Problem description
Reproduce the records below exactly, leaving out any pictures.

Exercise inputs
(begin)

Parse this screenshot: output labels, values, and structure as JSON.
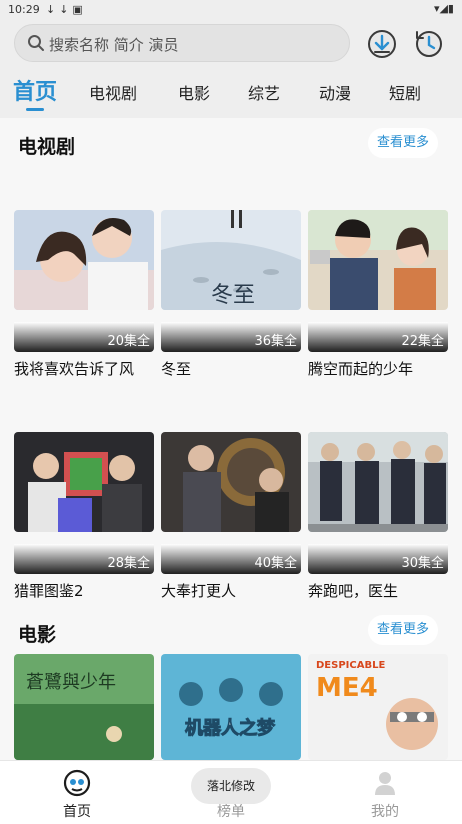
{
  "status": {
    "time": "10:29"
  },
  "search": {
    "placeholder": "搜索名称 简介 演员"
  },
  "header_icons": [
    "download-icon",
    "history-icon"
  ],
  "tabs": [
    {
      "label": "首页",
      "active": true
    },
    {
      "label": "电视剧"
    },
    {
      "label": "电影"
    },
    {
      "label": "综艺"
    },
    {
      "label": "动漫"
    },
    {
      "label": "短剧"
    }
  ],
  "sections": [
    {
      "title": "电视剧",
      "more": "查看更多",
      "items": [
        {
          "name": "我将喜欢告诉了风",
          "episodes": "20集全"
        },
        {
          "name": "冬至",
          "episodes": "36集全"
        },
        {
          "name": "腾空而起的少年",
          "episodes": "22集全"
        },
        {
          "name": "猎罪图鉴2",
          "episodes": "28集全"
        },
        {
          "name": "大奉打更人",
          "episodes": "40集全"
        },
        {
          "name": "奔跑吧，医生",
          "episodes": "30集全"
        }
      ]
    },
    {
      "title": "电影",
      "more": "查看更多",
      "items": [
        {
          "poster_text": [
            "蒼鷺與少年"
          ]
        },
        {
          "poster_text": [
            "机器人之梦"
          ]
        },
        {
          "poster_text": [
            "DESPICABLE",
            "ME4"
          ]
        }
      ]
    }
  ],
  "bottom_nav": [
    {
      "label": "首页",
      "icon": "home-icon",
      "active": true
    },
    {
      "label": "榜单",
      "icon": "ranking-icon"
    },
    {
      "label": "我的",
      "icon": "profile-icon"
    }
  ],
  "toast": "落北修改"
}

(end)

Written response
Parse this screenshot: output labels, values, and structure as JSON.
{
  "status": {
    "time": "10:29"
  },
  "search": {
    "placeholder": "搜索名称 简介 演员"
  },
  "header_icons": [
    "download-icon",
    "history-icon"
  ],
  "tabs": [
    {
      "label": "首页",
      "active": true
    },
    {
      "label": "电视剧"
    },
    {
      "label": "电影"
    },
    {
      "label": "综艺"
    },
    {
      "label": "动漫"
    },
    {
      "label": "短剧"
    }
  ],
  "sections": [
    {
      "title": "电视剧",
      "more": "查看更多",
      "items": [
        {
          "name": "我将喜欢告诉了风",
          "episodes": "20集全"
        },
        {
          "name": "冬至",
          "episodes": "36集全"
        },
        {
          "name": "腾空而起的少年",
          "episodes": "22集全"
        },
        {
          "name": "猎罪图鉴2",
          "episodes": "28集全"
        },
        {
          "name": "大奉打更人",
          "episodes": "40集全"
        },
        {
          "name": "奔跑吧，医生",
          "episodes": "30集全"
        }
      ]
    },
    {
      "title": "电影",
      "more": "查看更多",
      "items": [
        {
          "poster_text": [
            "蒼鷺與少年"
          ]
        },
        {
          "poster_text": [
            "机器人之梦"
          ]
        },
        {
          "poster_text": [
            "DESPICABLE",
            "ME4"
          ]
        }
      ]
    }
  ],
  "bottom_nav": [
    {
      "label": "首页",
      "icon": "home-icon",
      "active": true
    },
    {
      "label": "榜单",
      "icon": "ranking-icon"
    },
    {
      "label": "我的",
      "icon": "profile-icon"
    }
  ],
  "toast": "落北修改"
}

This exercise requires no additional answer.